◆ Job ◆
Every record below is to be retyped exactly.

----- Raw records

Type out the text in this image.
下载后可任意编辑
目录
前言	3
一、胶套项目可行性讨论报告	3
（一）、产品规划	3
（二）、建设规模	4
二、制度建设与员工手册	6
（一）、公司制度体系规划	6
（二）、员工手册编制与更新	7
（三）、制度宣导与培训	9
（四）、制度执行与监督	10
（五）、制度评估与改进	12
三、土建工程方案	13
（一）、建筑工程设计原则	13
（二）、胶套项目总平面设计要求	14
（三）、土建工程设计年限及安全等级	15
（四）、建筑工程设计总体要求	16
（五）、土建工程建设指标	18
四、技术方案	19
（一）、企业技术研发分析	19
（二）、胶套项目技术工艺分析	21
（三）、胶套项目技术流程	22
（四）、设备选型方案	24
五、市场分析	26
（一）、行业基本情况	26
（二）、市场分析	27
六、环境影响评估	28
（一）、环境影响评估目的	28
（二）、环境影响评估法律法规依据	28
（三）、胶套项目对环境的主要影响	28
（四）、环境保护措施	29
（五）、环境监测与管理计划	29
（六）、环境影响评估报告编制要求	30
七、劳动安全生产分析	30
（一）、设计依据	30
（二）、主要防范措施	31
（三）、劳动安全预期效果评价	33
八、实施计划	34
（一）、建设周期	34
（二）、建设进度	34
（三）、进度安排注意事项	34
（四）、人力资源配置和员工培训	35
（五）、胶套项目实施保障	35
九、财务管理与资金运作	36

----------

◆ Full response ◆
Type out the text in this image.
下载后可任意编辑
目录
前言	3
一、胶套项目可行性讨论报告	3
（一）、产品规划	3
（二）、建设规模	4
二、制度建设与员工手册	6
（一）、公司制度体系规划	6
（二）、员工手册编制与更新	7
（三）、制度宣导与培训	9
（四）、制度执行与监督	10
（五）、制度评估与改进	12
三、土建工程方案	13
（一）、建筑工程设计原则	13
（二）、胶套项目总平面设计要求	14
（三）、土建工程设计年限及安全等级	15
（四）、建筑工程设计总体要求	16
（五）、土建工程建设指标	18
四、技术方案	19
（一）、企业技术研发分析	19
（二）、胶套项目技术工艺分析	21
（三）、胶套项目技术流程	22
（四）、设备选型方案	24
五、市场分析	26
（一）、行业基本情况	26
（二）、市场分析	27
六、环境影响评估	28
（一）、环境影响评估目的	28
（二）、环境影响评估法律法规依据	28
（三）、胶套项目对环境的主要影响	28
（四）、环境保护措施	29
（五）、环境监测与管理计划	29
（六）、环境影响评估报告编制要求	30
七、劳动安全生产分析	30
（一）、设计依据	30
（二）、主要防范措施	31
（三）、劳动安全预期效果评价	33
八、实施计划	34
（一）、建设周期	34
（二）、建设进度	34
（三）、进度安排注意事项	34
（四）、人力资源配置和员工培训	35
（五）、胶套项目实施保障	35
九、财务管理与资金运作	36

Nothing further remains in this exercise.